● **Requirement**
An exact reproduction of the records is required, with all images left out.

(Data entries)
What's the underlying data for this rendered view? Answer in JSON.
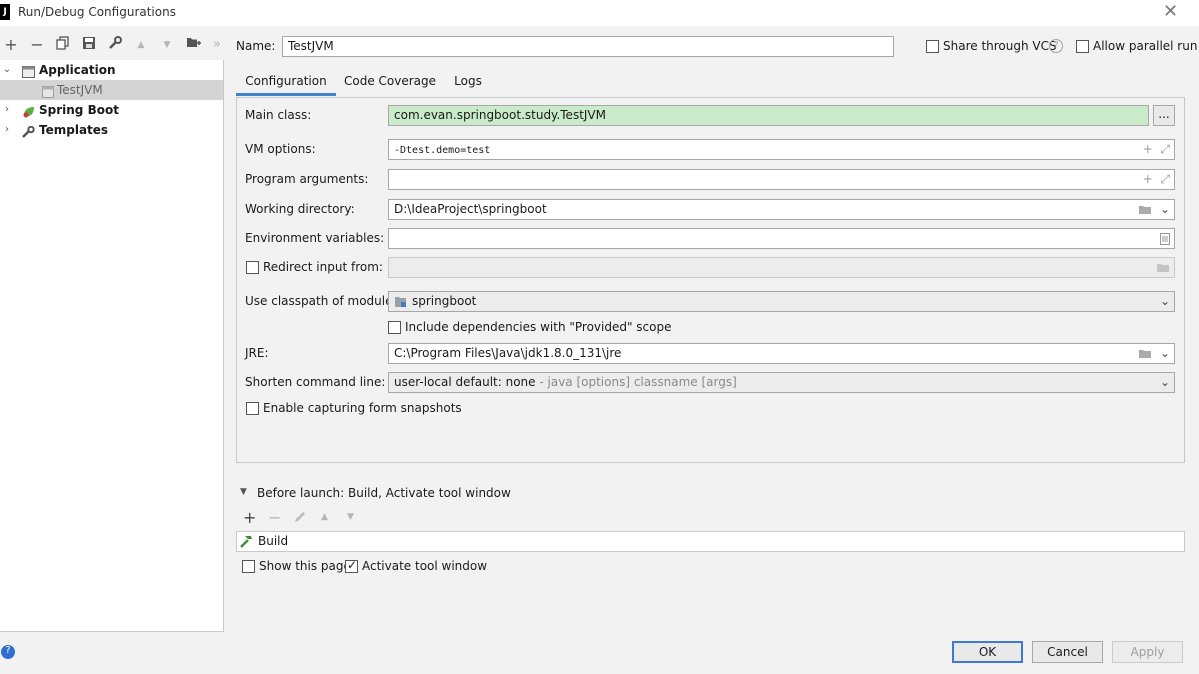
{
  "window": {
    "title": "Run/Debug Configurations",
    "app_icon_letter": "J"
  },
  "toolbar": {
    "add": "+",
    "remove": "−",
    "copy": "⧉",
    "save": "💾",
    "wrench": "🔧",
    "up": "▲",
    "down": "▼",
    "folder": "📁",
    "more": "»"
  },
  "tree": {
    "items": [
      {
        "label": "Application",
        "expanded": true,
        "bold": true
      },
      {
        "label": "TestJVM",
        "selected": true
      },
      {
        "label": "Spring Boot",
        "expanded": false,
        "bold": true
      },
      {
        "label": "Templates",
        "expanded": false,
        "bold": true
      }
    ]
  },
  "header": {
    "name_label": "Name:",
    "name_value": "TestJVM",
    "share_vcs_label": "Share through VCS",
    "allow_parallel_label": "Allow parallel run"
  },
  "tabs": [
    {
      "label": "Configuration",
      "active": true
    },
    {
      "label": "Code Coverage",
      "active": false
    },
    {
      "label": "Logs",
      "active": false
    }
  ],
  "form": {
    "main_class_label": "Main class:",
    "main_class_value": "com.evan.springboot.study.TestJVM",
    "browse_label": "...",
    "vm_options_label": "VM options:",
    "vm_options_value": "-Dtest.demo=test",
    "program_args_label": "Program arguments:",
    "program_args_value": "",
    "working_dir_label": "Working directory:",
    "working_dir_value": "D:\\IdeaProject\\springboot",
    "env_vars_label": "Environment variables:",
    "env_vars_value": "",
    "redirect_input_label": "Redirect input from:",
    "classpath_label": "Use classpath of module:",
    "classpath_value": "springboot",
    "include_deps_label": "Include dependencies with \"Provided\" scope",
    "jre_label": "JRE:",
    "jre_value": "C:\\Program Files\\Java\\jdk1.8.0_131\\jre",
    "shorten_label": "Shorten command line:",
    "shorten_value": "user-local default: none",
    "shorten_hint": "- java [options] classname [args]",
    "snapshots_label": "Enable capturing form snapshots"
  },
  "before_launch": {
    "title": "Before launch: Build, Activate tool window",
    "task": "Build",
    "show_page_label": "Show this page",
    "activate_label": "Activate tool window",
    "activate_checked": true
  },
  "footer": {
    "help": "?",
    "ok": "OK",
    "cancel": "Cancel",
    "apply": "Apply"
  },
  "colors": {
    "accent": "#4083c9",
    "main_class_bg": "#c9ebc9",
    "help_bg": "#2f6fd0"
  }
}
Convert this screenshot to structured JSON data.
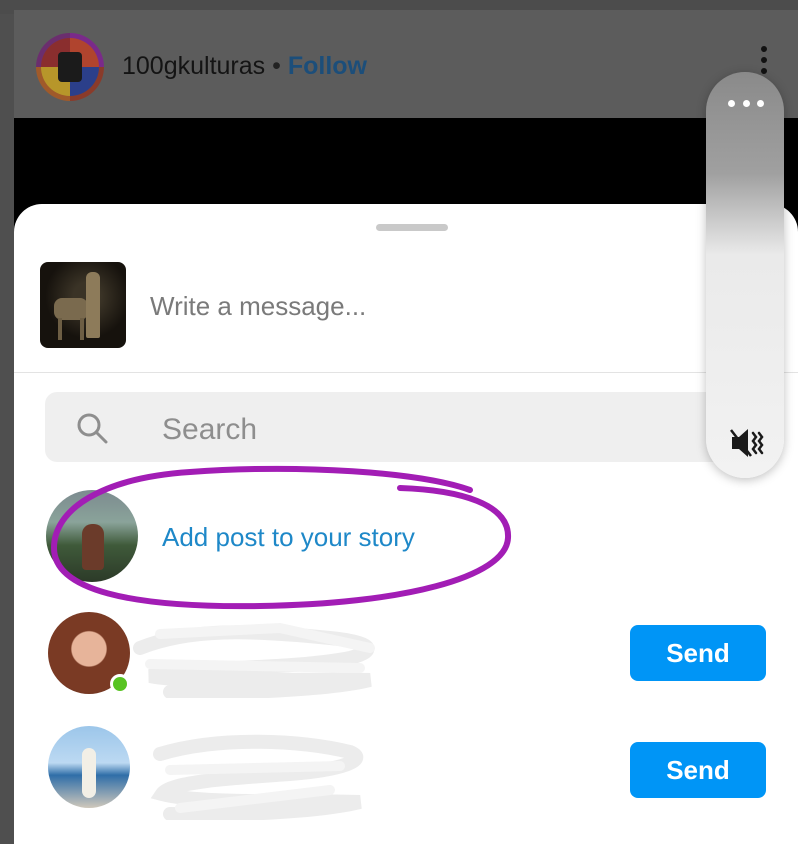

● **Correct answer**
What's the underlying data for this rendered view? Answer in JSON.
{
  "window": {
    "title": "Run/Debug Configurations",
    "app_icon_letter": "J"
  },
  "toolbar": {
    "add": "+",
    "remove": "−",
    "copy": "⧉",
    "save": "💾",
    "wrench": "🔧",
    "up": "▲",
    "down": "▼",
    "folder": "📁",
    "more": "»"
  },
  "tree": {
    "items": [
      {
        "label": "Application",
        "expanded": true,
        "bold": true
      },
      {
        "label": "TestJVM",
        "selected": true
      },
      {
        "label": "Spring Boot",
        "expanded": false,
        "bold": true
      },
      {
        "label": "Templates",
        "expanded": false,
        "bold": true
      }
    ]
  },
  "header": {
    "name_label": "Name:",
    "name_value": "TestJVM",
    "share_vcs_label": "Share through VCS",
    "allow_parallel_label": "Allow parallel run"
  },
  "tabs": [
    {
      "label": "Configuration",
      "active": true
    },
    {
      "label": "Code Coverage",
      "active": false
    },
    {
      "label": "Logs",
      "active": false
    }
  ],
  "form": {
    "main_class_label": "Main class:",
    "main_class_value": "com.evan.springboot.study.TestJVM",
    "browse_label": "...",
    "vm_options_label": "VM options:",
    "vm_options_value": "-Dtest.demo=test",
    "program_args_label": "Program arguments:",
    "program_args_value": "",
    "working_dir_label": "Working directory:",
    "working_dir_value": "D:\\IdeaProject\\springboot",
    "env_vars_label": "Environment variables:",
    "env_vars_value": "",
    "redirect_input_label": "Redirect input from:",
    "classpath_label": "Use classpath of module:",
    "classpath_value": "springboot",
    "include_deps_label": "Include dependencies with \"Provided\" scope",
    "jre_label": "JRE:",
    "jre_value": "C:\\Program Files\\Java\\jdk1.8.0_131\\jre",
    "shorten_label": "Shorten command line:",
    "shorten_value": "user-local default: none",
    "shorten_hint": "- java [options] classname [args]",
    "snapshots_label": "Enable capturing form snapshots"
  },
  "before_launch": {
    "title": "Before launch: Build, Activate tool window",
    "task": "Build",
    "show_page_label": "Show this page",
    "activate_label": "Activate tool window",
    "activate_checked": true
  },
  "footer": {
    "help": "?",
    "ok": "OK",
    "cancel": "Cancel",
    "apply": "Apply"
  },
  "colors": {
    "accent": "#4083c9",
    "main_class_bg": "#c9ebc9",
    "help_bg": "#2f6fd0"
  }
}
Convert this screenshot to structured JSON data.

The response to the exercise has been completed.